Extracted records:

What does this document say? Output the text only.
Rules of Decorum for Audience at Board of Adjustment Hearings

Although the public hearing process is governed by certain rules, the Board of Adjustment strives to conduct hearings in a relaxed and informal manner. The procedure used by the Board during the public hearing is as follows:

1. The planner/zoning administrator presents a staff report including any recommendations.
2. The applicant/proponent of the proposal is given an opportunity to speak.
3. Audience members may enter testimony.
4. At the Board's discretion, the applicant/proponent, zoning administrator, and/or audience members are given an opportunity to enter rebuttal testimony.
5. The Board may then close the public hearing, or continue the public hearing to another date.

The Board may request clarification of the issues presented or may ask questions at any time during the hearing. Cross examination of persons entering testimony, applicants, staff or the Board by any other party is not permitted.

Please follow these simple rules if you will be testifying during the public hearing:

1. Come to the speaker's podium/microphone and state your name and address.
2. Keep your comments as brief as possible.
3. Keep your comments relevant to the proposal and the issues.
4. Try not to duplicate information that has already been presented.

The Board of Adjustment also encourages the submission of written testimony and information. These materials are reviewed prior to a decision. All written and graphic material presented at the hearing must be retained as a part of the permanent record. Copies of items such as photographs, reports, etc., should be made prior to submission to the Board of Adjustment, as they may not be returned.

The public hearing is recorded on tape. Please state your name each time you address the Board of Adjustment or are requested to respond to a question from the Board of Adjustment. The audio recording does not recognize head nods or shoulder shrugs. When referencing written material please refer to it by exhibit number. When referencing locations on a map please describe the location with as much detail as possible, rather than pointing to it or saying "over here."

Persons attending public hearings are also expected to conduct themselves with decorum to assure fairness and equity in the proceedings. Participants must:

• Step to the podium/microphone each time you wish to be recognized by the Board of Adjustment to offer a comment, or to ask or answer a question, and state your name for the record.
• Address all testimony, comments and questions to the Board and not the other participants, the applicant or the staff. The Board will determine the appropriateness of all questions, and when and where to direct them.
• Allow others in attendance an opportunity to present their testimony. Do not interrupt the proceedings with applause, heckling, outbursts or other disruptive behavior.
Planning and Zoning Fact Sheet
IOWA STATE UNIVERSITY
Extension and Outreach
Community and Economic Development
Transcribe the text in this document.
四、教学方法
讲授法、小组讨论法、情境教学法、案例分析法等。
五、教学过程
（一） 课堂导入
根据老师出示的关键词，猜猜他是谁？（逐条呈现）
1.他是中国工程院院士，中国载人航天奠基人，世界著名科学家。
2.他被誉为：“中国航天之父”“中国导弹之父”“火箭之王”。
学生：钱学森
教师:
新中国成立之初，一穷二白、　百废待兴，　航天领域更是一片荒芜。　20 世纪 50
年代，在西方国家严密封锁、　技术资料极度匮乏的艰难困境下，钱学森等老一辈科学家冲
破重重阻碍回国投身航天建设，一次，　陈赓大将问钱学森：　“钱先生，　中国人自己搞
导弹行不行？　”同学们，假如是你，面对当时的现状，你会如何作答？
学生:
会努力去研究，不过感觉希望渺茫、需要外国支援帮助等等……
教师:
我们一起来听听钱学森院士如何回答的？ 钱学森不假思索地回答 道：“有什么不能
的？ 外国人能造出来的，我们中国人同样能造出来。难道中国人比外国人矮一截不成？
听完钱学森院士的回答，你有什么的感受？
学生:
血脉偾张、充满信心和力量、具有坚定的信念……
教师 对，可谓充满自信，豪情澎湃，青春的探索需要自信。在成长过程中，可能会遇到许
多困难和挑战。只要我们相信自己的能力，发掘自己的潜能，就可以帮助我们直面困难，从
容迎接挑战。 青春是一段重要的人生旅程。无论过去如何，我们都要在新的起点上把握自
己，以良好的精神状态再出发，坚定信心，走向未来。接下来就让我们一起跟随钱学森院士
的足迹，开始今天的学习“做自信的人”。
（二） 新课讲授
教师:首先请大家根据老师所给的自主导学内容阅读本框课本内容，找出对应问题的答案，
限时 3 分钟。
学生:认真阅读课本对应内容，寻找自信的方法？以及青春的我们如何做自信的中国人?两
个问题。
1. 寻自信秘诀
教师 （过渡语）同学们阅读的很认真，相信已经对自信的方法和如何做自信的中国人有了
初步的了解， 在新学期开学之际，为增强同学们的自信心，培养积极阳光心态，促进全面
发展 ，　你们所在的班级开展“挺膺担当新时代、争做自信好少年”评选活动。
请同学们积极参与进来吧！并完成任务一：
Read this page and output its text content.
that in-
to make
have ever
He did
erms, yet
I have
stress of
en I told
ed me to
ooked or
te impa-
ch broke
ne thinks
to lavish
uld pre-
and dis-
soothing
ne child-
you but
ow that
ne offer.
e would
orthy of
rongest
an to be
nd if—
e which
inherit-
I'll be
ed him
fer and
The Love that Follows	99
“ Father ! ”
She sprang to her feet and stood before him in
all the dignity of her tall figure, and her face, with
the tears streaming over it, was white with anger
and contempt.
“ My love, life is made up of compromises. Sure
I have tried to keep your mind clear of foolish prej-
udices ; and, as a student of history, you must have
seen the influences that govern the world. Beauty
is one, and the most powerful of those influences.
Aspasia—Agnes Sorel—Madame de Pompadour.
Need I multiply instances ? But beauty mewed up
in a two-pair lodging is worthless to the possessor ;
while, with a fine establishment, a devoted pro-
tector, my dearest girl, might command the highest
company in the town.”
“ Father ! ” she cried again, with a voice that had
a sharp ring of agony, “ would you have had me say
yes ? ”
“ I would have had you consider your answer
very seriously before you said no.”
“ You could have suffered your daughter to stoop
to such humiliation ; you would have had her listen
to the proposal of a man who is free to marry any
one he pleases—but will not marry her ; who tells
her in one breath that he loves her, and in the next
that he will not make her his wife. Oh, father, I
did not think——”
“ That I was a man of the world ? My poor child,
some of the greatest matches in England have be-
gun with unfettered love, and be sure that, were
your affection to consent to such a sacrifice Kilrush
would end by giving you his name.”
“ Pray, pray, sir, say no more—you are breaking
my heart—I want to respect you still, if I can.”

■ **Goal of the exercise**: Return all of the data precisely as it appears.

■ **Output of the exercise**:
What does this document say? Output the text only.
Rules of Decorum for Audience at Board of Adjustment Hearings

Although the public hearing process is governed by certain rules, the Board of Adjustment strives to conduct hearings in a relaxed and informal manner. The procedure used by the Board during the public hearing is as follows:

1. The planner/zoning administrator presents a staff report including any recommendations.
2. The applicant/proponent of the proposal is given an opportunity to speak.
3. Audience members may enter testimony.
4. At the Board's discretion, the applicant/proponent, zoning administrator, and/or audience members are given an opportunity to enter rebuttal testimony.
5. The Board may then close the public hearing, or continue the public hearing to another date.

The Board may request clarification of the issues presented or may ask questions at any time during the hearing. Cross examination of persons entering testimony, applicants, staff or the Board by any other party is not permitted.

Please follow these simple rules if you will be testifying during the public hearing:

1. Come to the speaker's podium/microphone and state your name and address.
2. Keep your comments as brief as possible.
3. Keep your comments relevant to the proposal and the issues.
4. Try not to duplicate information that has already been presented.

The Board of Adjustment also encourages the submission of written testimony and information. These materials are reviewed prior to a decision. All written and graphic material presented at the hearing must be retained as a part of the permanent record. Copies of items such as photographs, reports, etc., should be made prior to submission to the Board of Adjustment, as they may not be returned.

The public hearing is recorded on tape. Please state your name each time you address the Board of Adjustment or are requested to respond to a question from the Board of Adjustment. The audio recording does not recognize head nods or shoulder shrugs. When referencing written material please refer to it by exhibit number. When referencing locations on a map please describe the location with as much detail as possible, rather than pointing to it or saying "over here."

Persons attending public hearings are also expected to conduct themselves with decorum to assure fairness and equity in the proceedings. Participants must:

• Step to the podium/microphone each time you wish to be recognized by the Board of Adjustment to offer a comment, or to ask or answer a question, and state your name for the record.
• Address all testimony, comments and questions to the Board and not the other participants, the applicant or the staff. The Board will determine the appropriateness of all questions, and when and where to direct them.
• Allow others in attendance an opportunity to present their testimony. Do not interrupt the proceedings with applause, heckling, outbursts or other disruptive behavior.
Planning and Zoning Fact Sheet
IOWA STATE UNIVERSITY
Extension and Outreach
Community and Economic Development
Transcribe the text in this document.
四、教学方法
讲授法、小组讨论法、情境教学法、案例分析法等。
五、教学过程
（一） 课堂导入
根据老师出示的关键词，猜猜他是谁？（逐条呈现）
1.他是中国工程院院士，中国载人航天奠基人，世界著名科学家。
2.他被誉为：“中国航天之父”“中国导弹之父”“火箭之王”。
学生：钱学森
教师:
新中国成立之初，一穷二白、　百废待兴，　航天领域更是一片荒芜。　20 世纪 50
年代，在西方国家严密封锁、　技术资料极度匮乏的艰难困境下，钱学森等老一辈科学家冲
破重重阻碍回国投身航天建设，一次，　陈赓大将问钱学森：　“钱先生，　中国人自己搞
导弹行不行？　”同学们，假如是你，面对当时的现状，你会如何作答？
学生:
会努力去研究，不过感觉希望渺茫、需要外国支援帮助等等……
教师:
我们一起来听听钱学森院士如何回答的？ 钱学森不假思索地回答 道：“有什么不能
的？ 外国人能造出来的，我们中国人同样能造出来。难道中国人比外国人矮一截不成？
听完钱学森院士的回答，你有什么的感受？
学生:
血脉偾张、充满信心和力量、具有坚定的信念……
教师 对，可谓充满自信，豪情澎湃，青春的探索需要自信。在成长过程中，可能会遇到许
多困难和挑战。只要我们相信自己的能力，发掘自己的潜能，就可以帮助我们直面困难，从
容迎接挑战。 青春是一段重要的人生旅程。无论过去如何，我们都要在新的起点上把握自
己，以良好的精神状态再出发，坚定信心，走向未来。接下来就让我们一起跟随钱学森院士
的足迹，开始今天的学习“做自信的人”。
（二） 新课讲授
教师:首先请大家根据老师所给的自主导学内容阅读本框课本内容，找出对应问题的答案，
限时 3 分钟。
学生:认真阅读课本对应内容，寻找自信的方法？以及青春的我们如何做自信的中国人?两
个问题。
1. 寻自信秘诀
教师 （过渡语）同学们阅读的很认真，相信已经对自信的方法和如何做自信的中国人有了
初步的了解， 在新学期开学之际，为增强同学们的自信心，培养积极阳光心态，促进全面
发展 ，　你们所在的班级开展“挺膺担当新时代、争做自信好少年”评选活动。
请同学们积极参与进来吧！并完成任务一：
Read this page and output its text content.
that in-
to make
have ever
He did
erms, yet
I have
stress of
en I told
ed me to
ooked or
te impa-
ch broke
ne thinks
to lavish
uld pre-
and dis-
soothing
ne child-
you but
ow that
ne offer.
e would
orthy of
rongest
an to be
nd if—
e which
inherit-
I'll be
ed him
fer and
The Love that Follows	99
“ Father ! ”
She sprang to her feet and stood before him in
all the dignity of her tall figure, and her face, with
the tears streaming over it, was white with anger
and contempt.
“ My love, life is made up of compromises. Sure
I have tried to keep your mind clear of foolish prej-
udices ; and, as a student of history, you must have
seen the influences that govern the world. Beauty
is one, and the most powerful of those influences.
Aspasia—Agnes Sorel—Madame de Pompadour.
Need I multiply instances ? But beauty mewed up
in a two-pair lodging is worthless to the possessor ;
while, with a fine establishment, a devoted pro-
tector, my dearest girl, might command the highest
company in the town.”
“ Father ! ” she cried again, with a voice that had
a sharp ring of agony, “ would you have had me say
yes ? ”
“ I would have had you consider your answer
very seriously before you said no.”
“ You could have suffered your daughter to stoop
to such humiliation ; you would have had her listen
to the proposal of a man who is free to marry any
one he pleases—but will not marry her ; who tells
her in one breath that he loves her, and in the next
that he will not make her his wife. Oh, father, I
did not think——”
“ That I was a man of the world ? My poor child,
some of the greatest matches in England have be-
gun with unfettered love, and be sure that, were
your affection to consent to such a sacrifice Kilrush
would end by giving you his name.”
“ Pray, pray, sir, say no more—you are breaking
my heart—I want to respect you still, if I can.”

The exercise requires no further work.